» WHAT THIS TASK INVOLVES: Extract every line from the records below that contains the word "JSON".

» MATERIAL SHOWN:
━━━━
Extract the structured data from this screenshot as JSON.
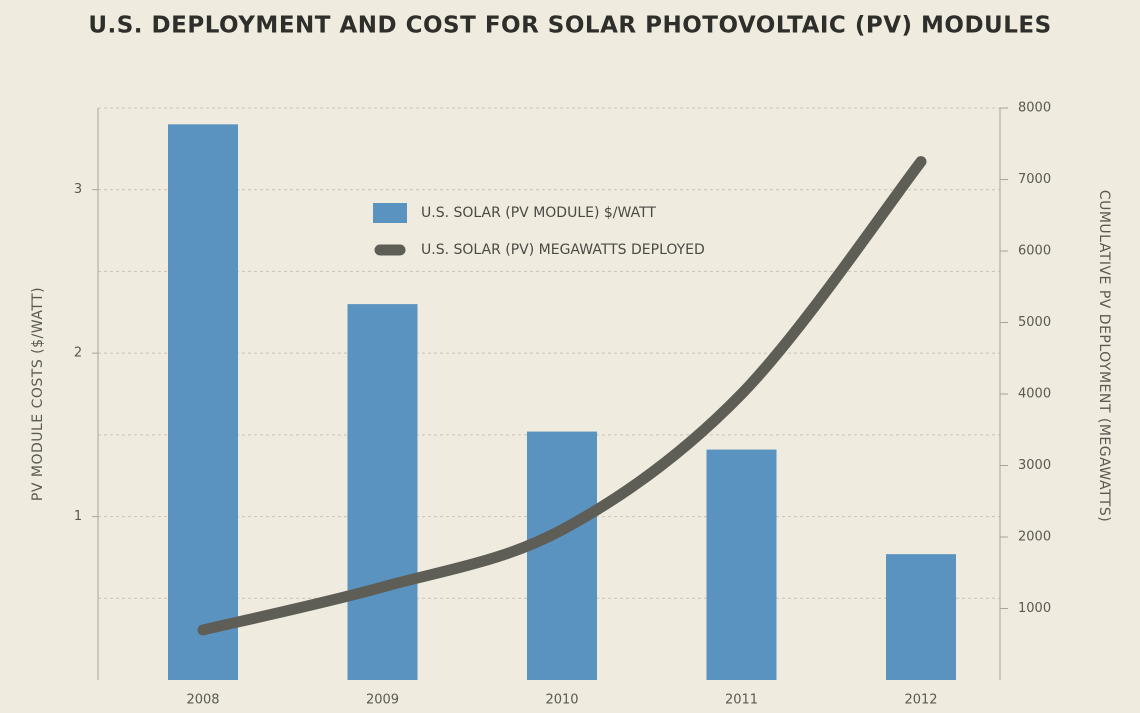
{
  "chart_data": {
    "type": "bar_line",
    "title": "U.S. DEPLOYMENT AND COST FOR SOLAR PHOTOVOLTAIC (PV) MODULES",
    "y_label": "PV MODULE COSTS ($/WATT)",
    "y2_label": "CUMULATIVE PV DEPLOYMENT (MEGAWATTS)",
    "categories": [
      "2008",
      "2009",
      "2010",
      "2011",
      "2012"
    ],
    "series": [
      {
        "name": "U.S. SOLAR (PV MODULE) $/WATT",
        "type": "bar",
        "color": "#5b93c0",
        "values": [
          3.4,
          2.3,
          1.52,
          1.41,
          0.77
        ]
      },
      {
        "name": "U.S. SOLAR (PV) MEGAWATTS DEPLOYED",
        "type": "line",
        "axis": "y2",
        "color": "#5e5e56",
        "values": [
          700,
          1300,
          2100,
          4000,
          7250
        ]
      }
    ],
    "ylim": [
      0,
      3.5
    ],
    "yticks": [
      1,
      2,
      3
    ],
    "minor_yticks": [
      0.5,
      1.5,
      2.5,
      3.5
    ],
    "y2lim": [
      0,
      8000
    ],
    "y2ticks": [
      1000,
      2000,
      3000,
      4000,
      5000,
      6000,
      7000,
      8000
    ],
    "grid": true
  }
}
━━━━
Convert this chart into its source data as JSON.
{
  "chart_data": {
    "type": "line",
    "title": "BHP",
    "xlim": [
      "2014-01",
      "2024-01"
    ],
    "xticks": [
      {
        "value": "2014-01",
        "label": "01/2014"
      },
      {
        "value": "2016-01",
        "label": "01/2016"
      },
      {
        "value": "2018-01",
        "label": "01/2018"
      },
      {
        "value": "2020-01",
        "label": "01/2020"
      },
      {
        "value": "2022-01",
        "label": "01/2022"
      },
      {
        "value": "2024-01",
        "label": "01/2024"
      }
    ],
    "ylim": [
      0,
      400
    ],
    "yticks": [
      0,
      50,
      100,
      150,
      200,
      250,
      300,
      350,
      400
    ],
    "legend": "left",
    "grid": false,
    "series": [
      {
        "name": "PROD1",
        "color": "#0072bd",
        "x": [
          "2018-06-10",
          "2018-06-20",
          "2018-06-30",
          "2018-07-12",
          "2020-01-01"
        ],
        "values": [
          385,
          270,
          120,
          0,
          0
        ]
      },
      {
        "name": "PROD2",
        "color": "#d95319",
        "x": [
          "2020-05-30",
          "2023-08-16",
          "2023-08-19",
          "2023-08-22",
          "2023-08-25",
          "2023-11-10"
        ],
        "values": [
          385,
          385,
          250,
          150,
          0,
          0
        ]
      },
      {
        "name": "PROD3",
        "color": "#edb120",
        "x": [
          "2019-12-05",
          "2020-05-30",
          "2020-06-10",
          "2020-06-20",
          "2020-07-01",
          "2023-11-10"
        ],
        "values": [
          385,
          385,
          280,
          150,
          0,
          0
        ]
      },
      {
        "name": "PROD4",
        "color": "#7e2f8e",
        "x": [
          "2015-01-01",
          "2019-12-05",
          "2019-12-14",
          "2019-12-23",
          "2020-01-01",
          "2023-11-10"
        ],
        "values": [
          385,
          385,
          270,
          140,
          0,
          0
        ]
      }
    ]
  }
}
━━━━
» OUTPUT OF THE EXERCISE:
Extract the structured data from this screenshot as JSON.
Convert this chart into its source data as JSON.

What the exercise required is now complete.